Stored data
[Start]

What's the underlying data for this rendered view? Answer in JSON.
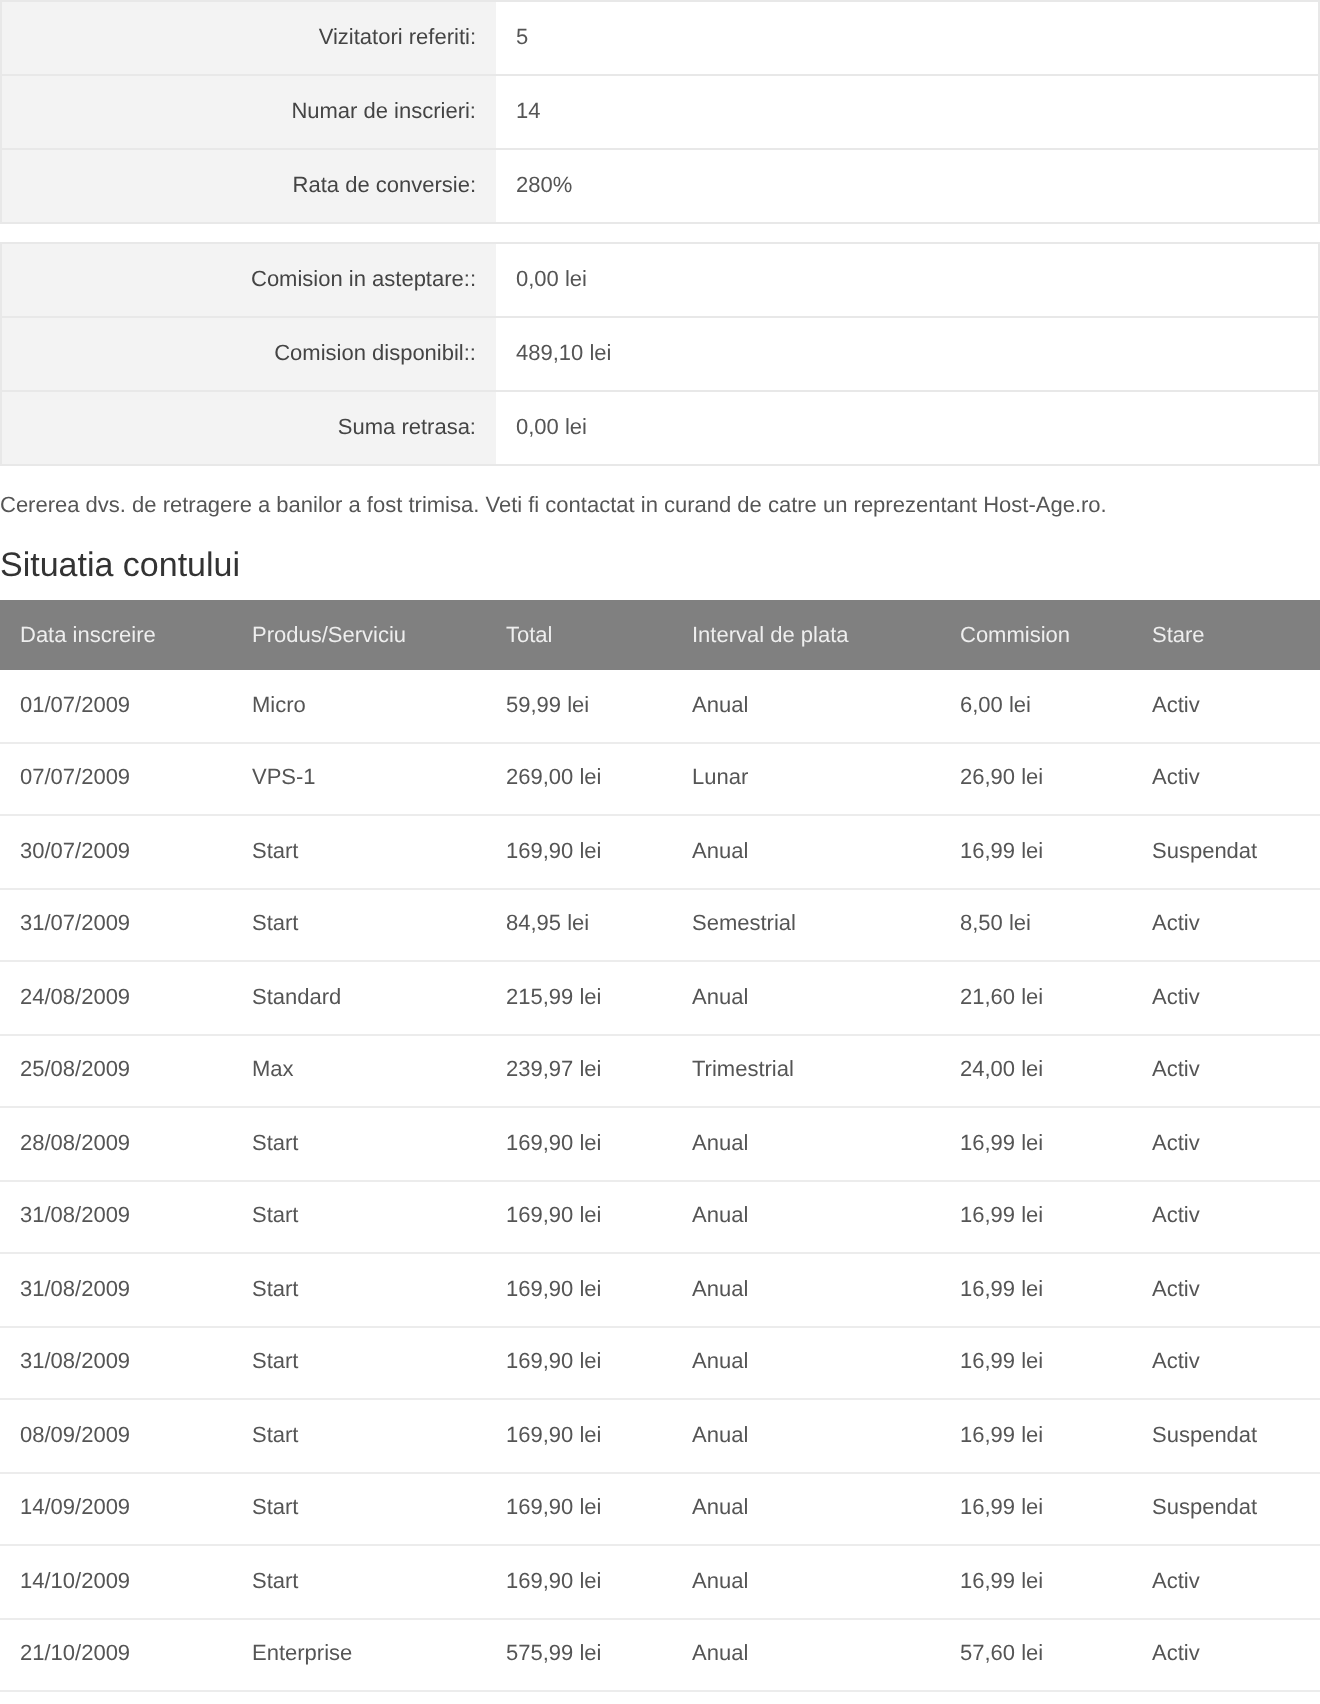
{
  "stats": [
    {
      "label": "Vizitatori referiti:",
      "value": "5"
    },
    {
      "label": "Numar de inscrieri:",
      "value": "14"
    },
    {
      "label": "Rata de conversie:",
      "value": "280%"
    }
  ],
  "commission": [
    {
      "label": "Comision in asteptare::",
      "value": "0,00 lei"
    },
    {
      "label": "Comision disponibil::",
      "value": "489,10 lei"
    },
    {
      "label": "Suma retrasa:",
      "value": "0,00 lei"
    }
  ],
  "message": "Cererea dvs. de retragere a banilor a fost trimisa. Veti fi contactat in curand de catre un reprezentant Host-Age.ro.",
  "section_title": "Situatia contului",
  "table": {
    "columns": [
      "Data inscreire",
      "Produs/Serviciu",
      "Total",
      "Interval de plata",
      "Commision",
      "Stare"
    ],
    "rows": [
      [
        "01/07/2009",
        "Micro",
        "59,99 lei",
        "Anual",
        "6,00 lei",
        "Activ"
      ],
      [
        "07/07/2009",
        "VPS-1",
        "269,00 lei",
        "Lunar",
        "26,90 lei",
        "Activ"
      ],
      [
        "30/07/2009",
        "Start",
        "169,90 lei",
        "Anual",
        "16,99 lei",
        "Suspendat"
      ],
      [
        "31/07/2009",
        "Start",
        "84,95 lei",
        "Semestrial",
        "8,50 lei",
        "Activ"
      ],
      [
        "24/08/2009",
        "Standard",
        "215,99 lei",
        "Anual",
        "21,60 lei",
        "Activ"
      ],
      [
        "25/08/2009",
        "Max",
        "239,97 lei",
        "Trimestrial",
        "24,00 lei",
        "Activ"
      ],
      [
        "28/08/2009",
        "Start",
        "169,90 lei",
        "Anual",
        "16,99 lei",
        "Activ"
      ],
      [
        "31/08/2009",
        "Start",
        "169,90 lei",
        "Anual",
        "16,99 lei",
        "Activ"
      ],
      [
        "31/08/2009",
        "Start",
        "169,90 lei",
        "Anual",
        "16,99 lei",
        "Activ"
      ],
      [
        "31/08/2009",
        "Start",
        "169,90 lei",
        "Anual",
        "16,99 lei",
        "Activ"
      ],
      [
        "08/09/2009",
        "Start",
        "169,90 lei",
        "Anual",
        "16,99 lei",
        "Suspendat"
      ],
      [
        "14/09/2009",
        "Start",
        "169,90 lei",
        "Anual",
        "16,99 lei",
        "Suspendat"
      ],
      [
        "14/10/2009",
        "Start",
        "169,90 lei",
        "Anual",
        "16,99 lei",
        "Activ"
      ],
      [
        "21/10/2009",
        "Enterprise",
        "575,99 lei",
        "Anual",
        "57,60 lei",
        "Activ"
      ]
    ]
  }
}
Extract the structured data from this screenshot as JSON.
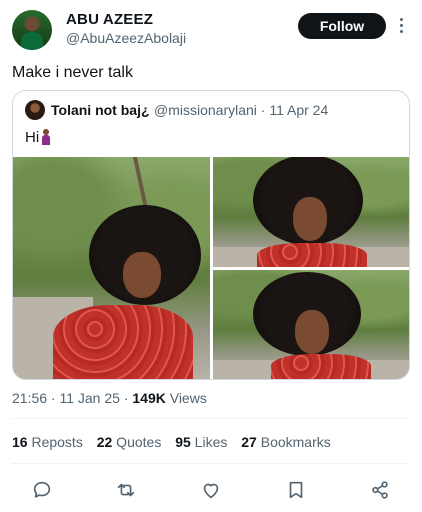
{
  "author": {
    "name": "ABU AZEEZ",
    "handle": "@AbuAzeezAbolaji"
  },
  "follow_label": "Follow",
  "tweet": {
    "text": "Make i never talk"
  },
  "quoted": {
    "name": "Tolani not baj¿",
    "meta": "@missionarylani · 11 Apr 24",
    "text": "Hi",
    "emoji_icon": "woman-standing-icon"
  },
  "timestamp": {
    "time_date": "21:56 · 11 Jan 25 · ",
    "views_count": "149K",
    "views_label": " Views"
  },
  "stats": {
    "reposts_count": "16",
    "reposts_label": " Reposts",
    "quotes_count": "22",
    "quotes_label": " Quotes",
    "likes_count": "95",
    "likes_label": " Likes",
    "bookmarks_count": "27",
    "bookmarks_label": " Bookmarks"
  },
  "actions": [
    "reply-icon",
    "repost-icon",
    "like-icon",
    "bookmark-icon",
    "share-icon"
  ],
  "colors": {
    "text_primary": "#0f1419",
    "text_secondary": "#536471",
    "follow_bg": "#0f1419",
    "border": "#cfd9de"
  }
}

[End]

■ Set task ■
Leaving aside the images, write out the entries above word for word.

■ Answer for this exercise ■
What's the underlying data for this rendered view? Answer in JSON.
{
  "stats": [
    {
      "label": "Vizitatori referiti:",
      "value": "5"
    },
    {
      "label": "Numar de inscrieri:",
      "value": "14"
    },
    {
      "label": "Rata de conversie:",
      "value": "280%"
    }
  ],
  "commission": [
    {
      "label": "Comision in asteptare::",
      "value": "0,00 lei"
    },
    {
      "label": "Comision disponibil::",
      "value": "489,10 lei"
    },
    {
      "label": "Suma retrasa:",
      "value": "0,00 lei"
    }
  ],
  "message": "Cererea dvs. de retragere a banilor a fost trimisa. Veti fi contactat in curand de catre un reprezentant Host-Age.ro.",
  "section_title": "Situatia contului",
  "table": {
    "columns": [
      "Data inscreire",
      "Produs/Serviciu",
      "Total",
      "Interval de plata",
      "Commision",
      "Stare"
    ],
    "rows": [
      [
        "01/07/2009",
        "Micro",
        "59,99 lei",
        "Anual",
        "6,00 lei",
        "Activ"
      ],
      [
        "07/07/2009",
        "VPS-1",
        "269,00 lei",
        "Lunar",
        "26,90 lei",
        "Activ"
      ],
      [
        "30/07/2009",
        "Start",
        "169,90 lei",
        "Anual",
        "16,99 lei",
        "Suspendat"
      ],
      [
        "31/07/2009",
        "Start",
        "84,95 lei",
        "Semestrial",
        "8,50 lei",
        "Activ"
      ],
      [
        "24/08/2009",
        "Standard",
        "215,99 lei",
        "Anual",
        "21,60 lei",
        "Activ"
      ],
      [
        "25/08/2009",
        "Max",
        "239,97 lei",
        "Trimestrial",
        "24,00 lei",
        "Activ"
      ],
      [
        "28/08/2009",
        "Start",
        "169,90 lei",
        "Anual",
        "16,99 lei",
        "Activ"
      ],
      [
        "31/08/2009",
        "Start",
        "169,90 lei",
        "Anual",
        "16,99 lei",
        "Activ"
      ],
      [
        "31/08/2009",
        "Start",
        "169,90 lei",
        "Anual",
        "16,99 lei",
        "Activ"
      ],
      [
        "31/08/2009",
        "Start",
        "169,90 lei",
        "Anual",
        "16,99 lei",
        "Activ"
      ],
      [
        "08/09/2009",
        "Start",
        "169,90 lei",
        "Anual",
        "16,99 lei",
        "Suspendat"
      ],
      [
        "14/09/2009",
        "Start",
        "169,90 lei",
        "Anual",
        "16,99 lei",
        "Suspendat"
      ],
      [
        "14/10/2009",
        "Start",
        "169,90 lei",
        "Anual",
        "16,99 lei",
        "Activ"
      ],
      [
        "21/10/2009",
        "Enterprise",
        "575,99 lei",
        "Anual",
        "57,60 lei",
        "Activ"
      ]
    ]
  }
}
Extract the structured data from this screenshot as JSON.
{
  "author": {
    "name": "ABU AZEEZ",
    "handle": "@AbuAzeezAbolaji"
  },
  "follow_label": "Follow",
  "tweet": {
    "text": "Make i never talk"
  },
  "quoted": {
    "name": "Tolani not baj¿",
    "meta": "@missionarylani · 11 Apr 24",
    "text": "Hi",
    "emoji_icon": "woman-standing-icon"
  },
  "timestamp": {
    "time_date": "21:56 · 11 Jan 25 · ",
    "views_count": "149K",
    "views_label": " Views"
  },
  "stats": {
    "reposts_count": "16",
    "reposts_label": " Reposts",
    "quotes_count": "22",
    "quotes_label": " Quotes",
    "likes_count": "95",
    "likes_label": " Likes",
    "bookmarks_count": "27",
    "bookmarks_label": " Bookmarks"
  },
  "actions": [
    "reply-icon",
    "repost-icon",
    "like-icon",
    "bookmark-icon",
    "share-icon"
  ],
  "colors": {
    "text_primary": "#0f1419",
    "text_secondary": "#536471",
    "follow_bg": "#0f1419",
    "border": "#cfd9de"
  }
}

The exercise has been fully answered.